"""

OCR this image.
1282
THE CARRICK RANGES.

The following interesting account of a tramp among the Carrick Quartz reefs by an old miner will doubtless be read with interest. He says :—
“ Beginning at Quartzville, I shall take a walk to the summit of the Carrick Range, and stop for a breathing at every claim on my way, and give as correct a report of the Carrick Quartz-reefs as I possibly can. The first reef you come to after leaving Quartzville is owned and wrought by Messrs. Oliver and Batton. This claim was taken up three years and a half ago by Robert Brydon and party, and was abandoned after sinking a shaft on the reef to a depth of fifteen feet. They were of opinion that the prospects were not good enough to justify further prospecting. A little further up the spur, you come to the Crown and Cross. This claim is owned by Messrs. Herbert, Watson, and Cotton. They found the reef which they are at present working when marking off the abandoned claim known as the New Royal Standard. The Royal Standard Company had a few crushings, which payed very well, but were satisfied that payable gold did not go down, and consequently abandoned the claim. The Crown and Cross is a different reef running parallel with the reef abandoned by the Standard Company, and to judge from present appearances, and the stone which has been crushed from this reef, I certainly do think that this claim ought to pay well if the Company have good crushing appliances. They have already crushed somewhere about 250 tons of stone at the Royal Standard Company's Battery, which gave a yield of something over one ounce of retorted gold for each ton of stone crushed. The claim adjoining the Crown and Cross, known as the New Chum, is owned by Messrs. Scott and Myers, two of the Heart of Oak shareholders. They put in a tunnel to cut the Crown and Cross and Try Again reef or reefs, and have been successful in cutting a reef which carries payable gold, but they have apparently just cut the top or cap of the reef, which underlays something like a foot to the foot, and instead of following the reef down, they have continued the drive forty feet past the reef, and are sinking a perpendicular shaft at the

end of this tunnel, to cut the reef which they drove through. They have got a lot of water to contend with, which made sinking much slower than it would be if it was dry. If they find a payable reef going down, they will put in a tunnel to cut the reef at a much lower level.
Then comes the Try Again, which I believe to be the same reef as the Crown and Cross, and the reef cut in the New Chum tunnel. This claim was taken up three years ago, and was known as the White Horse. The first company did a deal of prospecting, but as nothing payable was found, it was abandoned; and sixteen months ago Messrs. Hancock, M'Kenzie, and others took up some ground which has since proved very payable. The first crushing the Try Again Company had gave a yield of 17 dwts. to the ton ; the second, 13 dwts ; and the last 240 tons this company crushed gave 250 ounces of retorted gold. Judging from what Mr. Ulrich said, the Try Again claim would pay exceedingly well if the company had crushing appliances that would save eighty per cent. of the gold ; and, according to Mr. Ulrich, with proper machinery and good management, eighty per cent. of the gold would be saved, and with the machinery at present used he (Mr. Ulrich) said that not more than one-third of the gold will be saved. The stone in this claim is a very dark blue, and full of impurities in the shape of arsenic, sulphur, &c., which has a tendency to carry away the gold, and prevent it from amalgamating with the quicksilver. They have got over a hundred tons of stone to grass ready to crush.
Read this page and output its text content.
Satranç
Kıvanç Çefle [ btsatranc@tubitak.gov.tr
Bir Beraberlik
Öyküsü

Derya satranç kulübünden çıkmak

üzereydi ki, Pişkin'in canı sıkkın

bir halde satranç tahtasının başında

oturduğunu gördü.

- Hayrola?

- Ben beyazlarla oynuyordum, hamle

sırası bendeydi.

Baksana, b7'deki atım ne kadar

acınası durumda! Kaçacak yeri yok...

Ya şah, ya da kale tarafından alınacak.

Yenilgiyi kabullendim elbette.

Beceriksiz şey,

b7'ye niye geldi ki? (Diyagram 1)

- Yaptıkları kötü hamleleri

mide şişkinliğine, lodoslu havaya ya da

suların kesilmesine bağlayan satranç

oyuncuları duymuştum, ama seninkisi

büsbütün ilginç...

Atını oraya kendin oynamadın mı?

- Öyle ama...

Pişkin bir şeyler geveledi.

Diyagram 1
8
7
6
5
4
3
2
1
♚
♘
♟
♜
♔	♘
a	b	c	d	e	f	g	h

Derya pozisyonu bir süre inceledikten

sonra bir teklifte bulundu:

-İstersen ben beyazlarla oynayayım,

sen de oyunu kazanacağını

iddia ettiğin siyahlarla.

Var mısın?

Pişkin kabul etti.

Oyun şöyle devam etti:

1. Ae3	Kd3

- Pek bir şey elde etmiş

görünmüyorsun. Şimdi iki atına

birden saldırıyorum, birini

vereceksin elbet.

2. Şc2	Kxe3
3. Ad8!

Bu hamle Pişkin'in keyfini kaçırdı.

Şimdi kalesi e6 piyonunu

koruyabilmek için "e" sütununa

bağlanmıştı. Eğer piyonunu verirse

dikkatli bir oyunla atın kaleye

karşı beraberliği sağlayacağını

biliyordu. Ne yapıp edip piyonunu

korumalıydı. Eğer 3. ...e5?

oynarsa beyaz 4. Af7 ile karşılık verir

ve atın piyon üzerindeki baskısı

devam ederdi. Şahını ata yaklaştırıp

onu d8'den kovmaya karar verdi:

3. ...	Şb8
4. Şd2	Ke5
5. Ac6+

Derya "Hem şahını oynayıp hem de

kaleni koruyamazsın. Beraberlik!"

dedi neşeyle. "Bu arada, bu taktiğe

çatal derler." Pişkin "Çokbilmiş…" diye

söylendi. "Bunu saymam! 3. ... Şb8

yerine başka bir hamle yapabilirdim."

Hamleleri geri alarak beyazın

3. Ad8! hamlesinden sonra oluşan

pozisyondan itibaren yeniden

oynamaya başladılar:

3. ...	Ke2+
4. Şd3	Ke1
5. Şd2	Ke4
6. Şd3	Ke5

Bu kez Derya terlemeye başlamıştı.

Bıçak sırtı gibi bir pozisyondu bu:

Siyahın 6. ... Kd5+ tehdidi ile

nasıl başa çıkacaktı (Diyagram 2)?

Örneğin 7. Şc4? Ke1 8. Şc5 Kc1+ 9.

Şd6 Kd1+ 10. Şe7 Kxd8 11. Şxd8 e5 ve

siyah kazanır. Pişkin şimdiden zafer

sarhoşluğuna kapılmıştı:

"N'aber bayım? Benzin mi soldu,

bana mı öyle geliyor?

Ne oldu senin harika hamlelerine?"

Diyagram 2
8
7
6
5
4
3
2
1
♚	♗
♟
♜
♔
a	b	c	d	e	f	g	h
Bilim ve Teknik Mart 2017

"""
"""

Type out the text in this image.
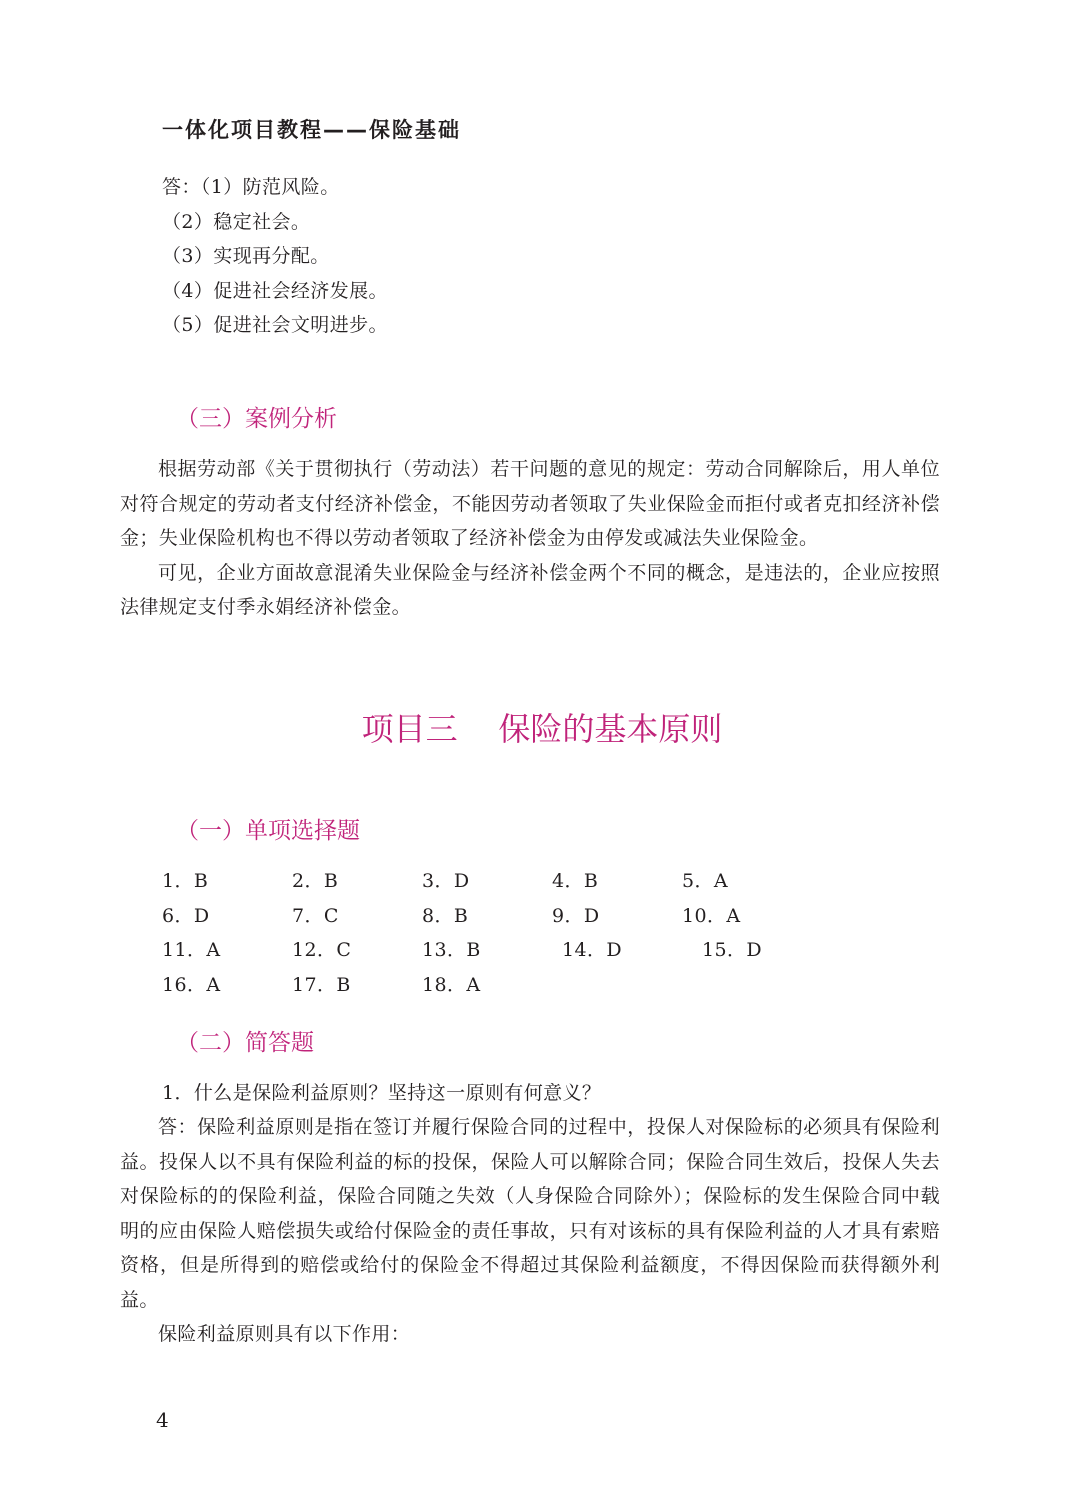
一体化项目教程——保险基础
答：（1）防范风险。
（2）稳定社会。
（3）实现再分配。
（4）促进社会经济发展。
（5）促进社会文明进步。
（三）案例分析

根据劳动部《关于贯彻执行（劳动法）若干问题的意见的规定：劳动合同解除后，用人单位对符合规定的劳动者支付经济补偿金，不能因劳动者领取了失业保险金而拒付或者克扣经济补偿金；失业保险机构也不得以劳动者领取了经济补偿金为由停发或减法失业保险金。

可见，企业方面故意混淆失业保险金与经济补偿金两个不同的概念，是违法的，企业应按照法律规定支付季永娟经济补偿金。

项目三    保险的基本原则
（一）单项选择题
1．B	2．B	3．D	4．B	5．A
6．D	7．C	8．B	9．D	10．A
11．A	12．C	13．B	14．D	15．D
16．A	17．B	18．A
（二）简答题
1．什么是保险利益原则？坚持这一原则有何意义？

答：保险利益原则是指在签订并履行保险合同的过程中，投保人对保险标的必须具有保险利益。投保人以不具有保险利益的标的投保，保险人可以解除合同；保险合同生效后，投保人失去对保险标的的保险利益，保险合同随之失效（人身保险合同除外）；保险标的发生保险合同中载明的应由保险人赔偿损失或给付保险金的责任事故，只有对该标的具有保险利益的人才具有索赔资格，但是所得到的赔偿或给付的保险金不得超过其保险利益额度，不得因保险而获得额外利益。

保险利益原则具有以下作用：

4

"""

Read through the lines above and collect those that contain the string "beyazlarla".

Solution for this task:
- Ben beyazlarla oynuyordum, hamle
-İstersen ben beyazlarla oynayayım,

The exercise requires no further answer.